▶ YOUR TASK
Records follow. Pull out every line that contains "CTLA".

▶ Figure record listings
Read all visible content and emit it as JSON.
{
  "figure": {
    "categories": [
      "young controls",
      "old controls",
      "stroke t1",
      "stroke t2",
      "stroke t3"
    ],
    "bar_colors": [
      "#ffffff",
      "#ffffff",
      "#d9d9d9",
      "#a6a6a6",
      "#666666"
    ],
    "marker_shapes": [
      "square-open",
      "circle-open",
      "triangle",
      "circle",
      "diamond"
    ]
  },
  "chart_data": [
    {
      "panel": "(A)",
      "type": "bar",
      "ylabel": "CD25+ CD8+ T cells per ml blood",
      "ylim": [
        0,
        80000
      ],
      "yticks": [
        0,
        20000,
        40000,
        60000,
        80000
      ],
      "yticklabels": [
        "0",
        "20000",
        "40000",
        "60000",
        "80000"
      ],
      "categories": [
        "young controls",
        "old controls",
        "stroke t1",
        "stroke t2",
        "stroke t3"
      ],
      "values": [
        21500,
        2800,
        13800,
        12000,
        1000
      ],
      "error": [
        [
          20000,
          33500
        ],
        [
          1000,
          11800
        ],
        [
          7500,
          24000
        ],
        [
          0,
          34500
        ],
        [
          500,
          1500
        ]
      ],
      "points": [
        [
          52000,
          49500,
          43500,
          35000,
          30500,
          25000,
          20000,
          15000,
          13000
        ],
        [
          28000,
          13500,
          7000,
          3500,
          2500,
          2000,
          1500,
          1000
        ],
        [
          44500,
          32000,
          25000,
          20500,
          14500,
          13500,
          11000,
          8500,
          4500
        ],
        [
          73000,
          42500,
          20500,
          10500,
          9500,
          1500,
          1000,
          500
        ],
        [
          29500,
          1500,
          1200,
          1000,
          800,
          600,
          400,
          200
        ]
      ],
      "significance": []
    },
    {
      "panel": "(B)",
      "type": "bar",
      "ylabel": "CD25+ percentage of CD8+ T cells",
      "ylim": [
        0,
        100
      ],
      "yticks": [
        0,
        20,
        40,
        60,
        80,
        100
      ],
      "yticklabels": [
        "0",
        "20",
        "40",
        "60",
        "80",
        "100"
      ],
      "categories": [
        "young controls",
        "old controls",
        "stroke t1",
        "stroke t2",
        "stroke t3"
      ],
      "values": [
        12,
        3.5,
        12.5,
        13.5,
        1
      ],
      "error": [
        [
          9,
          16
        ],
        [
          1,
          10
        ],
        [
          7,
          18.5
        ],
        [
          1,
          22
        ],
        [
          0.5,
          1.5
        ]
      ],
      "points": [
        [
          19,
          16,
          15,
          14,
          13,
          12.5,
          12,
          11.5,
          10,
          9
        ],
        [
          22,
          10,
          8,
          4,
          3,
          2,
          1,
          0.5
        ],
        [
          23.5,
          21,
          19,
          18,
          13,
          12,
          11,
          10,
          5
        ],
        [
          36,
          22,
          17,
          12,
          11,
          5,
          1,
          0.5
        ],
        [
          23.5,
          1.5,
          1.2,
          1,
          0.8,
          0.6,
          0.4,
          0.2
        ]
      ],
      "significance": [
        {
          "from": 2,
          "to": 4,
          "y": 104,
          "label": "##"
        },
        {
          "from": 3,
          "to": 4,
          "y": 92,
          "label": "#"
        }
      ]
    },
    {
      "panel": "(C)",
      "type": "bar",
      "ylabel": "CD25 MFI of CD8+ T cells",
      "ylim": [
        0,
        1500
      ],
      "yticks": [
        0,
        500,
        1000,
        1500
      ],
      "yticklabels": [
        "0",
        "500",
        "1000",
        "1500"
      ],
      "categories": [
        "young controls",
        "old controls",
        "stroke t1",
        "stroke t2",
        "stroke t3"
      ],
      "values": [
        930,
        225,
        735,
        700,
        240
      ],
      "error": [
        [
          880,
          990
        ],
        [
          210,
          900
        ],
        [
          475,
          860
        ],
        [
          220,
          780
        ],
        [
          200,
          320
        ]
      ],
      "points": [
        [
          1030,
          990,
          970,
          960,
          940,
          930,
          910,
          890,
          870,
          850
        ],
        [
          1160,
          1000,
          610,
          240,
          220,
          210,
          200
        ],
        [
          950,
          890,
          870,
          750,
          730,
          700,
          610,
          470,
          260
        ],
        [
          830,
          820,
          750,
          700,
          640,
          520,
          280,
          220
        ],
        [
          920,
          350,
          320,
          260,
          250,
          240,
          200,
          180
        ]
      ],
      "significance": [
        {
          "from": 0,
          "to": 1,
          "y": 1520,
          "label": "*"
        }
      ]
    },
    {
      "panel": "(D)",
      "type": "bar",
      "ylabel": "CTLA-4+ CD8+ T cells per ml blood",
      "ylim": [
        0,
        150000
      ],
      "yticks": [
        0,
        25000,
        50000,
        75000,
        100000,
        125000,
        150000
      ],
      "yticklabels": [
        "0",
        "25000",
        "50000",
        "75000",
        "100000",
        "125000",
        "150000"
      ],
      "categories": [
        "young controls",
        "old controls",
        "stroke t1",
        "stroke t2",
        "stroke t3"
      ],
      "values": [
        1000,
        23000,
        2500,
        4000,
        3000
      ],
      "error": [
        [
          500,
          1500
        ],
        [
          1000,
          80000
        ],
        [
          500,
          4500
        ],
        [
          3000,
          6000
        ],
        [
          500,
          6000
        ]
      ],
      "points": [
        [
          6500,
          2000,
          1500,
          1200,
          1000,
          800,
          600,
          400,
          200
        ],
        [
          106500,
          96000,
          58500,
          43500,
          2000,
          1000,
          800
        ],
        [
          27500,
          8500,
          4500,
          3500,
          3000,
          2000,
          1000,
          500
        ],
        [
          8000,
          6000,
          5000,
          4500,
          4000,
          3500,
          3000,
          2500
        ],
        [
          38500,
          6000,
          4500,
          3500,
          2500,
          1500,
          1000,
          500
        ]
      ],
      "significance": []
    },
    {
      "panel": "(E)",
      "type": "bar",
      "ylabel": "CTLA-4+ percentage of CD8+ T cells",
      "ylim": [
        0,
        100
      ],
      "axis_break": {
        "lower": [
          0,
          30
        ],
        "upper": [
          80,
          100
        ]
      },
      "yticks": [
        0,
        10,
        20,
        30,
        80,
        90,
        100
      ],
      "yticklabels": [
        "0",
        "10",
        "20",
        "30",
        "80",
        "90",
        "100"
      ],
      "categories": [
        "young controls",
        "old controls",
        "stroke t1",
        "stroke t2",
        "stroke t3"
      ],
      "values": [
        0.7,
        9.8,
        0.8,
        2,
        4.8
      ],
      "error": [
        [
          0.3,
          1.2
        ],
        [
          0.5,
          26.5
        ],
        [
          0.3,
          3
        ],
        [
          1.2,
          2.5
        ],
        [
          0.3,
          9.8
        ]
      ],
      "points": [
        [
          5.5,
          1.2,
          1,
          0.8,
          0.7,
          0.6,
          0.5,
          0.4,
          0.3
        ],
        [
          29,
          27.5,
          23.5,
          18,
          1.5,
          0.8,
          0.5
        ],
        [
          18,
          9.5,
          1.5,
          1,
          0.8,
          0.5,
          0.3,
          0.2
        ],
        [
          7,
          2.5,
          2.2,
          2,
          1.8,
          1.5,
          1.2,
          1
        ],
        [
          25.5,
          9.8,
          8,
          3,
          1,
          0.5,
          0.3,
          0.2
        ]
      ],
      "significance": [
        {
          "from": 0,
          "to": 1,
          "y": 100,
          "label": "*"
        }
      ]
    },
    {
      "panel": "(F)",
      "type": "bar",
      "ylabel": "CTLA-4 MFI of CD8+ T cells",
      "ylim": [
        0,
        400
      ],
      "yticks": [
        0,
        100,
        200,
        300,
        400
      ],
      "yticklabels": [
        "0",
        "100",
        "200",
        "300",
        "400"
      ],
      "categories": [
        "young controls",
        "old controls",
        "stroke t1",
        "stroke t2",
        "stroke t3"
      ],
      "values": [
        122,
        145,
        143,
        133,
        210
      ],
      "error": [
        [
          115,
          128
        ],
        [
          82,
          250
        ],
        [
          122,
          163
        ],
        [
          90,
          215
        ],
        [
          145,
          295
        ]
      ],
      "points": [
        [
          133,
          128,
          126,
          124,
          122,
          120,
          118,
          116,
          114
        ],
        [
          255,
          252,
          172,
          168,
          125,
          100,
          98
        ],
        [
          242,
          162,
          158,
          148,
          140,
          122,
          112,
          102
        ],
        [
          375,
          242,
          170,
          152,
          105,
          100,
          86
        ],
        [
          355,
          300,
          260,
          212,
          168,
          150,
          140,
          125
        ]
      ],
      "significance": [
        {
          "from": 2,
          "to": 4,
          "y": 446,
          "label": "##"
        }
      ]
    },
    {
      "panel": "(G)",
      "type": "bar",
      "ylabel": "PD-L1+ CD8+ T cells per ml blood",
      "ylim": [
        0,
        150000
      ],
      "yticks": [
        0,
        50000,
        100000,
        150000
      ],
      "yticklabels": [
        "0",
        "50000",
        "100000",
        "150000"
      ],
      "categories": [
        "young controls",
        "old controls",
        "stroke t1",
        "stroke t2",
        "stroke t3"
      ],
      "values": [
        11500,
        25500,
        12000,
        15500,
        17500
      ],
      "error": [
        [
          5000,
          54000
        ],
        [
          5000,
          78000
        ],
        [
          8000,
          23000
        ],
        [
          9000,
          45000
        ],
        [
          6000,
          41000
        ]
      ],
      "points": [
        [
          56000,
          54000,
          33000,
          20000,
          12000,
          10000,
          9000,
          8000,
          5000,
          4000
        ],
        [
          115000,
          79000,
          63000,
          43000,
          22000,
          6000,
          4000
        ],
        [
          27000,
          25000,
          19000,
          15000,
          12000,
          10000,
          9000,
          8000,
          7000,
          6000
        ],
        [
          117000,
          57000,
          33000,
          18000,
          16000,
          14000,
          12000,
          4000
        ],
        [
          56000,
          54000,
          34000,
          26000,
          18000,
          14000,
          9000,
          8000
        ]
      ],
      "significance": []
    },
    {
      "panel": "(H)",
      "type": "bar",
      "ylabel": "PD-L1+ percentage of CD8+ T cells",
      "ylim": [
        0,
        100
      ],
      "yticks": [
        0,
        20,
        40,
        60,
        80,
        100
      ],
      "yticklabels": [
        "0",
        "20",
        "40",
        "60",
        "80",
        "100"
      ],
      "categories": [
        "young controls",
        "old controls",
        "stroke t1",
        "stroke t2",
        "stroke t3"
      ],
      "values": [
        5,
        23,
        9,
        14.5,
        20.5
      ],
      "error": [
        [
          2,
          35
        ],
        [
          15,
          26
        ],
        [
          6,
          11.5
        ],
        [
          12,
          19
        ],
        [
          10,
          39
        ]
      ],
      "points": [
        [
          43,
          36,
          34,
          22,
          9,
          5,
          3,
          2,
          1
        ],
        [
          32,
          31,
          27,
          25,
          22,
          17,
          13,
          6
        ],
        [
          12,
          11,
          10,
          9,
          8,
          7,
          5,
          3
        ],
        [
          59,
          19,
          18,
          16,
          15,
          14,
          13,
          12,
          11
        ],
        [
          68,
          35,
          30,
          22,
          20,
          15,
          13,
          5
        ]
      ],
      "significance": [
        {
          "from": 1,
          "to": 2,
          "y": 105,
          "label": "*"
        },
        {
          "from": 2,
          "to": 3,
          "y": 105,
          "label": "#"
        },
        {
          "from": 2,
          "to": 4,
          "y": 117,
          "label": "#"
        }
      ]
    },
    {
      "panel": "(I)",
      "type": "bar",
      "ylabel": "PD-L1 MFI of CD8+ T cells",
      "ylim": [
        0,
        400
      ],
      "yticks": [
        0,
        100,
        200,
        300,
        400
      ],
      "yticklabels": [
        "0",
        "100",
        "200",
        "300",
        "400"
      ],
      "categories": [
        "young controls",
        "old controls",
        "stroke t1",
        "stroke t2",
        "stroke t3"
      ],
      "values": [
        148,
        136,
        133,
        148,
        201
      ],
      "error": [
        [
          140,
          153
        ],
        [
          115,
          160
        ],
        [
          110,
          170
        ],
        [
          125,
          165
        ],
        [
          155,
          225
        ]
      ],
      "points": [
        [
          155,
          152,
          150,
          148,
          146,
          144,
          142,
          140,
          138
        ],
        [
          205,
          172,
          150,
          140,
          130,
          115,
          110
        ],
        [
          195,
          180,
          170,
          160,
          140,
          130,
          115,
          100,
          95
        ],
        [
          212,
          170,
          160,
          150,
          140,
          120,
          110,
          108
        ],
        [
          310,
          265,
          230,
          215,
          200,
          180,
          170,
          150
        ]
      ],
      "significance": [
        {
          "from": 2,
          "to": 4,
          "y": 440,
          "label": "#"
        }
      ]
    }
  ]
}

▶ REPLY TO THE TASK
      "ylabel": "CTLA-4+ CD8+ T cells per ml blood",
      "ylabel": "CTLA-4+ percentage of CD8+ T cells",
      "ylabel": "CTLA-4 MFI of CD8+ T cells",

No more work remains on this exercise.